(Data entries)

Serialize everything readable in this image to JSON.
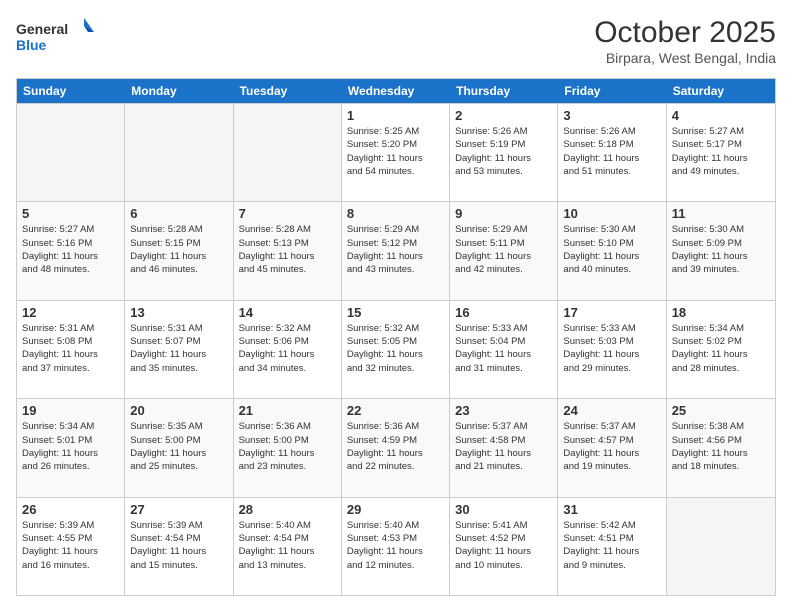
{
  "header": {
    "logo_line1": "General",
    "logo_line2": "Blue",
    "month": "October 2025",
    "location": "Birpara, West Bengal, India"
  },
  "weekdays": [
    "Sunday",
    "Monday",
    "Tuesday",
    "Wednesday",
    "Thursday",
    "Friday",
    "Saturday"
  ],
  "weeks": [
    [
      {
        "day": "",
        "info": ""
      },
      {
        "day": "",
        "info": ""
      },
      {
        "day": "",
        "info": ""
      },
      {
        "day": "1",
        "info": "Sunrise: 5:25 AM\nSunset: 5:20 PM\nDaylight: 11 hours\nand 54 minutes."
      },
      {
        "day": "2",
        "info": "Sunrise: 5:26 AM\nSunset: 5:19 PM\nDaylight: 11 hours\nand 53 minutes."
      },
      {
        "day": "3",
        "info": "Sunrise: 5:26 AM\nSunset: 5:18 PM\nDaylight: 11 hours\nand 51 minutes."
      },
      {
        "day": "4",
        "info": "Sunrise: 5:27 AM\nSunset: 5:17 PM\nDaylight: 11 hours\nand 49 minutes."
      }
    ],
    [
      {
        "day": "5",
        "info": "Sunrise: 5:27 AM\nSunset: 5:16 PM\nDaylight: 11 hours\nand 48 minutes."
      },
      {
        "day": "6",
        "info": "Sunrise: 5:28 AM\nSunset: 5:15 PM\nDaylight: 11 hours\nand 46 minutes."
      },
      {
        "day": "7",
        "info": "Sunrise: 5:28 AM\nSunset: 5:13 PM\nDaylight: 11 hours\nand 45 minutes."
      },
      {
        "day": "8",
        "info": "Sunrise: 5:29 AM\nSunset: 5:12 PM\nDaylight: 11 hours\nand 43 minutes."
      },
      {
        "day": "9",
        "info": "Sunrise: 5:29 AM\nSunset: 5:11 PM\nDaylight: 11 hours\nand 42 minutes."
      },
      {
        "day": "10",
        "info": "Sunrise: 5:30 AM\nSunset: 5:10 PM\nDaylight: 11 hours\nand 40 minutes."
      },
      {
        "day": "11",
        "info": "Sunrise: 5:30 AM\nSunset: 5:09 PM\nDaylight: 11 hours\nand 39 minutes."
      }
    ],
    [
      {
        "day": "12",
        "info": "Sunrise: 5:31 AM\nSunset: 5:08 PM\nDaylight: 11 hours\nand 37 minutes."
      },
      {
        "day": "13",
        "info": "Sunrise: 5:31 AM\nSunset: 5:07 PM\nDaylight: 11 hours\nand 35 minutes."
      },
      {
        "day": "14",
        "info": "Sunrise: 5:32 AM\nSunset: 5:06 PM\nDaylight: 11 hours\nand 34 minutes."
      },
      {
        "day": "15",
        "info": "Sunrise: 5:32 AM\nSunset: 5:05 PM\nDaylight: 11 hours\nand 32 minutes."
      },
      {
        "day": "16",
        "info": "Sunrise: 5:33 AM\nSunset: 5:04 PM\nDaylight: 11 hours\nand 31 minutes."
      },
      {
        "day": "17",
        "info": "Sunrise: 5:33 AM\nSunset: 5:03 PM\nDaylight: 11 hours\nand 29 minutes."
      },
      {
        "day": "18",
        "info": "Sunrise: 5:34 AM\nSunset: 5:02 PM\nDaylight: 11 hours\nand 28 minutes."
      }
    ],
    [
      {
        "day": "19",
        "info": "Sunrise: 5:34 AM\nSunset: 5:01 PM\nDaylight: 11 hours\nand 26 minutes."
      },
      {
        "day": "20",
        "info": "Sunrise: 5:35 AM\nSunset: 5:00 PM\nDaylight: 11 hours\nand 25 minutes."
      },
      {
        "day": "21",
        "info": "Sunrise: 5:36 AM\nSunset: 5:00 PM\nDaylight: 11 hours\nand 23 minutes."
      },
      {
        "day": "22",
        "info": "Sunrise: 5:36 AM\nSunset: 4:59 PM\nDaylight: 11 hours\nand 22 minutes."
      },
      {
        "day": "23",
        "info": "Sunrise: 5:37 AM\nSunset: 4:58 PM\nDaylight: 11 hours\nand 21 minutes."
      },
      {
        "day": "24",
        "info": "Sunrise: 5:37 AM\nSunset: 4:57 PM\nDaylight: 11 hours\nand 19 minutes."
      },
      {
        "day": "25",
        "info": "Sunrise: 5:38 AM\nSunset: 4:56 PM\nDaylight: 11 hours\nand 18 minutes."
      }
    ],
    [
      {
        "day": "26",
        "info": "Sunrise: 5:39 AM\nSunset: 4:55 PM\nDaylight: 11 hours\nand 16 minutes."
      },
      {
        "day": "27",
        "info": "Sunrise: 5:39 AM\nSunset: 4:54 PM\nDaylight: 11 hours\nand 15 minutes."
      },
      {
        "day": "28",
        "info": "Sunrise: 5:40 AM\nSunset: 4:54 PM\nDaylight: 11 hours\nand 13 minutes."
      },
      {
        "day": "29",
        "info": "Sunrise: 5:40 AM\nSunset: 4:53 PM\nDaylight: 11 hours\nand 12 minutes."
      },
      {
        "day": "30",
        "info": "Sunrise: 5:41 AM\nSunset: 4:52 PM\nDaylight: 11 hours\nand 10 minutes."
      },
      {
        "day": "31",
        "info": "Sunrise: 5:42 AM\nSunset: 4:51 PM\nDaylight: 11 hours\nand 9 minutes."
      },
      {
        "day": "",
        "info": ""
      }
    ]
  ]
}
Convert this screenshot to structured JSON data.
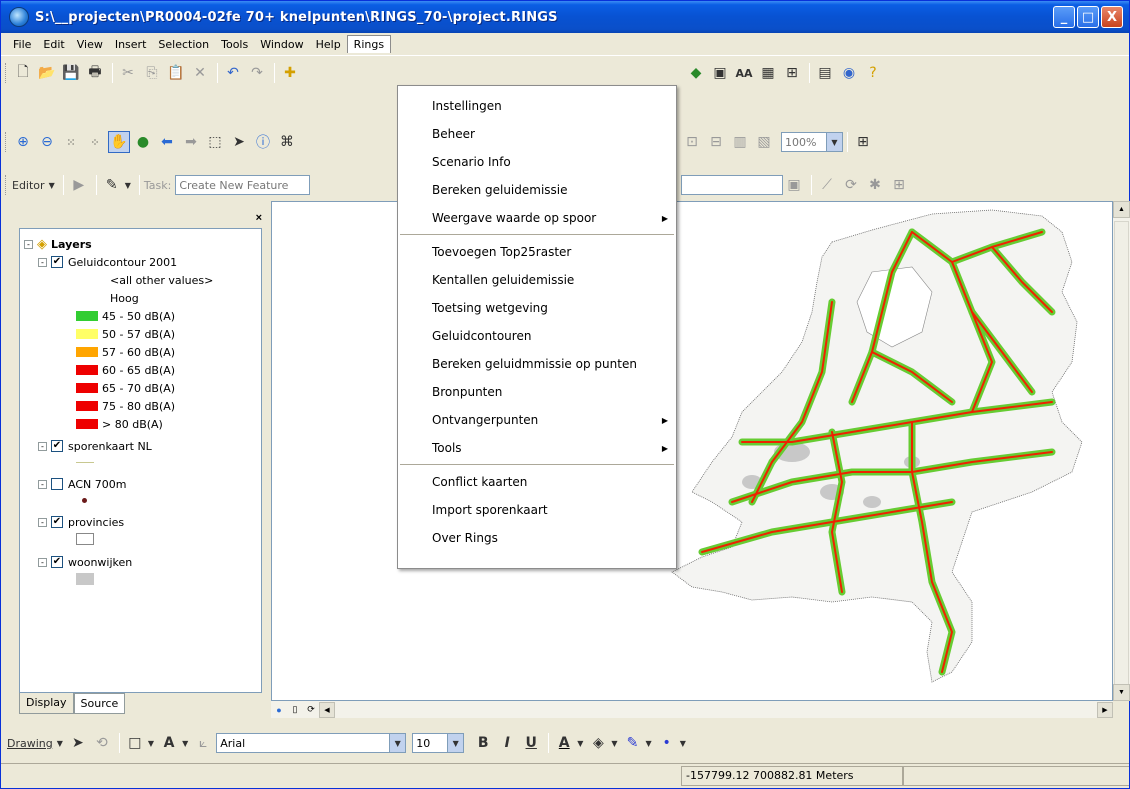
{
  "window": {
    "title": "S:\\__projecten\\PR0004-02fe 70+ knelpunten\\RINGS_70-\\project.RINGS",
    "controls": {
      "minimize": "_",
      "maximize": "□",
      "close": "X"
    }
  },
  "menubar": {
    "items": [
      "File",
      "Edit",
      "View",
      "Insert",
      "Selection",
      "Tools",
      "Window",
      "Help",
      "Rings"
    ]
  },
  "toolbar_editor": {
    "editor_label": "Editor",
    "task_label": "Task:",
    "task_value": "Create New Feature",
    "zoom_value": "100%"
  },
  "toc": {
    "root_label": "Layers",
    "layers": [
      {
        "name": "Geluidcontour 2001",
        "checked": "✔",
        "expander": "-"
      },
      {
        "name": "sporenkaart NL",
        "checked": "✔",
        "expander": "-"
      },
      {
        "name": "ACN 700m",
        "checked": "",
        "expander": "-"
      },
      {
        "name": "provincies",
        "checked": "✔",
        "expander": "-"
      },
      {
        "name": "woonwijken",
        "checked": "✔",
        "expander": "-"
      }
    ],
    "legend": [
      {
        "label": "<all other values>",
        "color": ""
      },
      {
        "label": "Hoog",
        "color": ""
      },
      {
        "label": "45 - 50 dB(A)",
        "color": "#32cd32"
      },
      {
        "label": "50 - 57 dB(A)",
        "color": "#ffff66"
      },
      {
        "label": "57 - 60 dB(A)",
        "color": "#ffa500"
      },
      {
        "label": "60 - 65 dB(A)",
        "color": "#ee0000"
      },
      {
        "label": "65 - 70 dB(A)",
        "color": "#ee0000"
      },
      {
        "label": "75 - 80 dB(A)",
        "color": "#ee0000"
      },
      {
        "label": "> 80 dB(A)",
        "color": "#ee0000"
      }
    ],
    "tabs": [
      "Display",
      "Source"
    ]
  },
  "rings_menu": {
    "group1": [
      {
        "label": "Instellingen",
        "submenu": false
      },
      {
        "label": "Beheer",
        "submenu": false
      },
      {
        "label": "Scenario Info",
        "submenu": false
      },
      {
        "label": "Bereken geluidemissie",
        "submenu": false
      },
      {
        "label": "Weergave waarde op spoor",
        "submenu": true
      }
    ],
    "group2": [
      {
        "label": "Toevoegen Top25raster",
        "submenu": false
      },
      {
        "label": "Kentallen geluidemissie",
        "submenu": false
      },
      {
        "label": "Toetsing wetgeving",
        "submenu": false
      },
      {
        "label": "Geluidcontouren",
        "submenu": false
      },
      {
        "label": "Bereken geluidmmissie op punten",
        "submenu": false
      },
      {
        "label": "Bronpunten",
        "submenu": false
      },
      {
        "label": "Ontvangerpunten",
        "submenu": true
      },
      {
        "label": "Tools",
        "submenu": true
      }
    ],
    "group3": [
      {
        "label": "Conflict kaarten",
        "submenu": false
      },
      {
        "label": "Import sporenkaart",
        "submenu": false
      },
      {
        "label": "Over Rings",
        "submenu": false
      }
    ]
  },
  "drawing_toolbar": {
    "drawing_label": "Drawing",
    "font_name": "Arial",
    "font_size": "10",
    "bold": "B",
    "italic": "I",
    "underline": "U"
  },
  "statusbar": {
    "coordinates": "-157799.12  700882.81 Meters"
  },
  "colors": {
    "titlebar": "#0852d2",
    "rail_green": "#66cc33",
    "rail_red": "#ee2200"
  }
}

Problem
Only lines with "this" are wanted here; list each of them.

Reply
Serialize everything readable in this image to JSON.
Convert this screenshot to structured JSON data.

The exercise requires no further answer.